• **MATERIAL FOR THIS TASK**:
** BEGIN **

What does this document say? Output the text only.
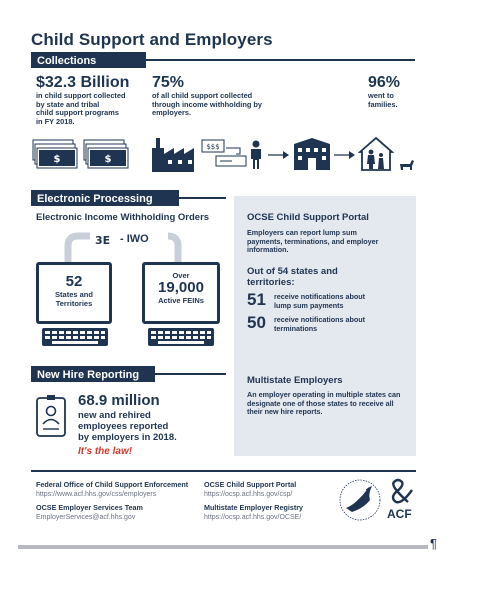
Child Support and Employers
Collections
$32.3 Billion
in child support collected
by state and tribal
child support programs
in FY 2018.
75%
of all child support collected
through income withholding by
employers.
96%
went to
families.
$	$
$$$
Electronic Processing
Electronic Income Withholding Orders
3E - IWO
52
States and
Territories
Over
19,000
Active FEINs
OCSE Child Support Portal
Employers can report lump sum
payments, terminations, and employer
information.
Out of 54 states and
territories:
51 receive notifications about
lump sum payments
50 receive notifications about
terminations
Multistate Employers
An employer operating in multiple states can
designate one of those states to receive all
their new hire reports.
New Hire Reporting
68.9 million
new and rehired
employees reported
by employers in 2018.
It's the law!
Federal Office of Child Support Enforcement
https://www.acf.hhs.gov/css/employers
OCSE Employer Services Team
EmployerServices@acf.hhs.gov
OCSE Child Support Portal
https://ocsp.acf.hhs.gov/csp/
Multistate Employer Registry
https://ocsp.acf.hhs.gov/OCSE/	ACF
¶
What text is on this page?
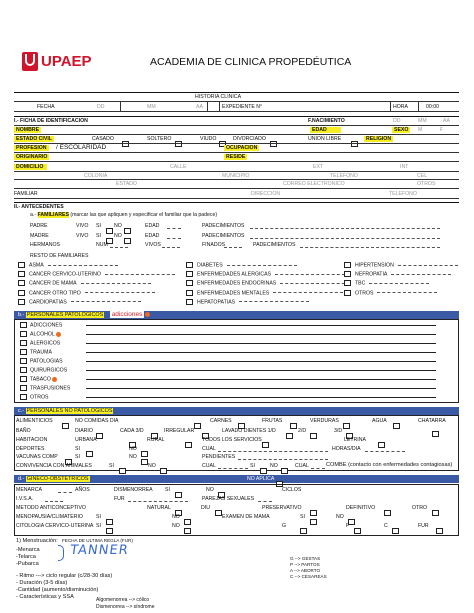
UPAEP	ACADEMIA DE CLINICA PROPEDÉUTICA
HISTORIA CLINICA
FECHA	DD	MM	AA	EXPEDIENTE N°	HORA	00:00
I.- FICHA DE IDENTIFICACION	F.NACIMIENTO	DD	MM	AA
NOMBRE	EDAD	SEXO	M	F
ESTADO CIVIL	CASADO	SOLTERO	VIUDO	DIVORCIADO	UNION LIBRE	RELIGION
PROFESION	/ ESCOLARIDAD	OCUPACION
ORIGINARIO	RESIDE
DOMICILIO	CALLE	EXT	INT
COLONIA	MUNICIPIO	TELEFONO	CEL
ESTADO	CORREO ELECTRONICO	OTROS
FAMILIAR	DIRECCION	TELEFONO
II.- ANTECEDENTES
a.- FAMILIARES (marcar las que apliquen y especificar el familiar que la padece)
PADRE	VIVO SI	NO	EDAD	PADECIMIENTOS
MADRE	VIVO SI	NO	EDAD	PADECIMIENTOS
HERMANOS	NUM	VIVOS	FINADOS	PADECIMIENTOS
RESTO DE FAMILIARES
ASMA
CANCER CERVICO-UTERINO
CANCER DE MAMA
CANCER OTRO TIPO
CARDIOPATIAS
DIABETES
ENFERMEDADES ALERGICAS
ENFERMEDADES ENDOCRINAS
ENFERMEDADES MENTALES
HEPATOPATIAS
HIPERTENSION
NEFROPATIA
TBC
OTROS
b.- PERSONALES PATOLÓGICOS adicciones
ADICCIONES
ALCOHOL
ALERGICOS
TRAUMA
PATOLOGIAS
QUIRURGICOS
TABACO
TRASFUSIONES
OTROS
c.- PERSONALES NO PATOLOGICOS
ALIMENTICIOS	NO COMIDAS DIA	CARNES	FRUTAS	VERDURAS	AGUA	CHATARRA
BAÑO	DIARIO	CADA 3/D	IRREGULAR	LAVADO DIENTES 1/D	2/D	3/D
HABITACION	URBANA	RURAL	TODOS LOS SERVICIOS	LETRINA
DEPORTES	SI	NO	CUAL	HORAS/DIA
VACUNAS COMP	SI	NO	PENDIENTES
CONVIVENCIA CON ANIMALES	SI	NO	CUAL	SI	NO	CUAL	COMBE (contacto con enfermedades contagiosas)
d.- GINECO-OBSTETRICOS	NO APLICA
MENARCA	AÑOS	DISMENORREA SI	NO	CICLOS
I.V.S.A.	FUR	PAREJAS SEXUALES
METODO ANTICONCEPTIVO	NATURAL	DIU	PRESERVATIVO	DEFINITIVO	OTRO
MENOPAUSIA/CLIMATERIO	SI	NO	EXAMEN DE MAMA	SI	NO
CITOLOGIA CERVICO-UTERINA SI	NO	G	P	C	FUR
1) Menstruación: FECHA DE ULTIMA REGLA (FUR)
-Menarca
-Telarca
-Pubarca
TANNER
- Ritmo ---> ciclo regular (c/28-30 días)
- Duración (3-5 días)
-Cantidad (aumento/disminución)
- Características y SSA	Algomenorrea --> cólico
Dismenorrea --> síndrome
G --> GESTAS
P --> PARTOS
A --> ABORTO
C --> CESAREAS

** END **

• **PROBLEM DESCRIPTION**:
All of the lines above should be printed exactly, minus the pictures.

• **EXERCISE ANSWER**:
What does this document say? Output the text only.
Child Support and Employers
Collections
$32.3 Billion
in child support collected
by state and tribal
child support programs
in FY 2018.
75%
of all child support collected
through income withholding by
employers.
96%
went to
families.
$	$
$$$
Electronic Processing
Electronic Income Withholding Orders
3E - IWO
52
States and
Territories
Over
19,000
Active FEINs
OCSE Child Support Portal
Employers can report lump sum
payments, terminations, and employer
information.
Out of 54 states and
territories:
51 receive notifications about
lump sum payments
50 receive notifications about
terminations
Multistate Employers
An employer operating in multiple states can
designate one of those states to receive all
their new hire reports.
New Hire Reporting
68.9 million
new and rehired
employees reported
by employers in 2018.
It's the law!
Federal Office of Child Support Enforcement
https://www.acf.hhs.gov/css/employers
OCSE Employer Services Team
EmployerServices@acf.hhs.gov
OCSE Child Support Portal
https://ocsp.acf.hhs.gov/csp/
Multistate Employer Registry
https://ocsp.acf.hhs.gov/OCSE/	ACF
¶
What text is on this page?
UPAEP	ACADEMIA DE CLINICA PROPEDÉUTICA
HISTORIA CLINICA
FECHA	DD	MM	AA	EXPEDIENTE N°	HORA	00:00
I.- FICHA DE IDENTIFICACION	F.NACIMIENTO	DD	MM	AA
NOMBRE	EDAD	SEXO	M	F
ESTADO CIVIL	CASADO	SOLTERO	VIUDO	DIVORCIADO	UNION LIBRE	RELIGION
PROFESION	/ ESCOLARIDAD	OCUPACION
ORIGINARIO	RESIDE
DOMICILIO	CALLE	EXT	INT
COLONIA	MUNICIPIO	TELEFONO	CEL
ESTADO	CORREO ELECTRONICO	OTROS
FAMILIAR	DIRECCION	TELEFONO
II.- ANTECEDENTES
a.- FAMILIARES (marcar las que apliquen y especificar el familiar que la padece)
PADRE	VIVO SI	NO	EDAD	PADECIMIENTOS
MADRE	VIVO SI	NO	EDAD	PADECIMIENTOS
HERMANOS	NUM	VIVOS	FINADOS	PADECIMIENTOS
RESTO DE FAMILIARES
ASMA
CANCER CERVICO-UTERINO
CANCER DE MAMA
CANCER OTRO TIPO
CARDIOPATIAS
DIABETES
ENFERMEDADES ALERGICAS
ENFERMEDADES ENDOCRINAS
ENFERMEDADES MENTALES
HEPATOPATIAS
HIPERTENSION
NEFROPATIA
TBC
OTROS
b.- PERSONALES PATOLÓGICOS adicciones
ADICCIONES
ALCOHOL
ALERGICOS
TRAUMA
PATOLOGIAS
QUIRURGICOS
TABACO
TRASFUSIONES
OTROS
c.- PERSONALES NO PATOLOGICOS
ALIMENTICIOS	NO COMIDAS DIA	CARNES	FRUTAS	VERDURAS	AGUA	CHATARRA
BAÑO	DIARIO	CADA 3/D	IRREGULAR	LAVADO DIENTES 1/D	2/D	3/D
HABITACION	URBANA	RURAL	TODOS LOS SERVICIOS	LETRINA
DEPORTES	SI	NO	CUAL	HORAS/DIA
VACUNAS COMP	SI	NO	PENDIENTES
CONVIVENCIA CON ANIMALES	SI	NO	CUAL	SI	NO	CUAL	COMBE (contacto con enfermedades contagiosas)
d.- GINECO-OBSTETRICOS	NO APLICA
MENARCA	AÑOS	DISMENORREA SI	NO	CICLOS
I.V.S.A.	FUR	PAREJAS SEXUALES
METODO ANTICONCEPTIVO	NATURAL	DIU	PRESERVATIVO	DEFINITIVO	OTRO
MENOPAUSIA/CLIMATERIO	SI	NO	EXAMEN DE MAMA	SI	NO
CITOLOGIA CERVICO-UTERINA SI	NO	G	P	C	FUR
1) Menstruación: FECHA DE ULTIMA REGLA (FUR)
-Menarca
-Telarca
-Pubarca
TANNER
- Ritmo ---> ciclo regular (c/28-30 días)
- Duración (3-5 días)
-Cantidad (aumento/disminución)
- Características y SSA	Algomenorrea --> cólico
Dismenorrea --> síndrome
G --> GESTAS
P --> PARTOS
A --> ABORTO
C --> CESAREAS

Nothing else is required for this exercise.